[Items listed in a dataset]
+--

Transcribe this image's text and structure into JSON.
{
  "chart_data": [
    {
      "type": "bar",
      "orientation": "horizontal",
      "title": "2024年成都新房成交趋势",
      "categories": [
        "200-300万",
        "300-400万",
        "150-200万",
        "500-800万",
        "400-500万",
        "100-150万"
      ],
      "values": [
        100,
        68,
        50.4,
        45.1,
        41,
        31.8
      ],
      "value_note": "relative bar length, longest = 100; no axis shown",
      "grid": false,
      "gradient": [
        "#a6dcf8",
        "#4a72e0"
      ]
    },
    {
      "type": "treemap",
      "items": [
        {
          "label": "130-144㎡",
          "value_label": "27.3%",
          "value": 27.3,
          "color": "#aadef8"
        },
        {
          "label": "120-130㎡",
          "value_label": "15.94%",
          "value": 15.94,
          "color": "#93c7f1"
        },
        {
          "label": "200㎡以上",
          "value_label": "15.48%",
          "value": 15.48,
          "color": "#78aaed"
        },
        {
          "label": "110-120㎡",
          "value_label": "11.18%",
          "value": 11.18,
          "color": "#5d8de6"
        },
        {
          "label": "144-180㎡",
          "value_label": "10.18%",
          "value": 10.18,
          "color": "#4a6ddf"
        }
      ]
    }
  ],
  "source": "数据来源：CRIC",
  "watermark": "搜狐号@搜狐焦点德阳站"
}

+--

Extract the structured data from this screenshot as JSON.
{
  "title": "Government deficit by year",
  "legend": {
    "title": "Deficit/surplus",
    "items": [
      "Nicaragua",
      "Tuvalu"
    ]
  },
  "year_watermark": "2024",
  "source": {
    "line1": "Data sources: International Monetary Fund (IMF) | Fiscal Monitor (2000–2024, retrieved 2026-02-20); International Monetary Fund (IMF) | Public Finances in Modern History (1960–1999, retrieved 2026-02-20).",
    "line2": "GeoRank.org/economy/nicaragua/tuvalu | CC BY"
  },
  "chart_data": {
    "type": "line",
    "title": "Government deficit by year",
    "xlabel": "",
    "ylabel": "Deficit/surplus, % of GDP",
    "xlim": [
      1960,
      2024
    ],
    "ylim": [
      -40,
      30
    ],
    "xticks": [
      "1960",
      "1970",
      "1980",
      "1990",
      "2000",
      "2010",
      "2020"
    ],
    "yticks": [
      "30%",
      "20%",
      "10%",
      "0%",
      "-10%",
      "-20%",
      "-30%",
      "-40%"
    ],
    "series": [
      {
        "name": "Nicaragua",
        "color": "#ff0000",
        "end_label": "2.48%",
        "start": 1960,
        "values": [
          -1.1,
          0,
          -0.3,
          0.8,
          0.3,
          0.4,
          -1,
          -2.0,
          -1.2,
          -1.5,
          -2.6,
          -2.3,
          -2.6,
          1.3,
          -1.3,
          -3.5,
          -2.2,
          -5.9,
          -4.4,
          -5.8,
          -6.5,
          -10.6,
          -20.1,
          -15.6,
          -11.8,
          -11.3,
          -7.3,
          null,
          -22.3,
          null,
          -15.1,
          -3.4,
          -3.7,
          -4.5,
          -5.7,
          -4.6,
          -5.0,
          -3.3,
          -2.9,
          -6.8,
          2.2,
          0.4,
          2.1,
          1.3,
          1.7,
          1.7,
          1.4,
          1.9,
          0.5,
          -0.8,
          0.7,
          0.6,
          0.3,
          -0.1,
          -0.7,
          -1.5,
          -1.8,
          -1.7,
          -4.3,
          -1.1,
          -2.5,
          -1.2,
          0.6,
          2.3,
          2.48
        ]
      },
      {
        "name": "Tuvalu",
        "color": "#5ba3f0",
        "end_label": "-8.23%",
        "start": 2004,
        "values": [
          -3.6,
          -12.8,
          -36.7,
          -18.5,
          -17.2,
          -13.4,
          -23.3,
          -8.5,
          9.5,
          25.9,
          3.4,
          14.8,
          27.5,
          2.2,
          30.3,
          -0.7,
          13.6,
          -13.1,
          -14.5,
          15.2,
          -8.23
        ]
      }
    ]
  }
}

+--

▶ _OBJECTIVE_:
Only the number is wanted: how many lines above include the word "title"?

▶ _WRITTEN ANSWER_:
4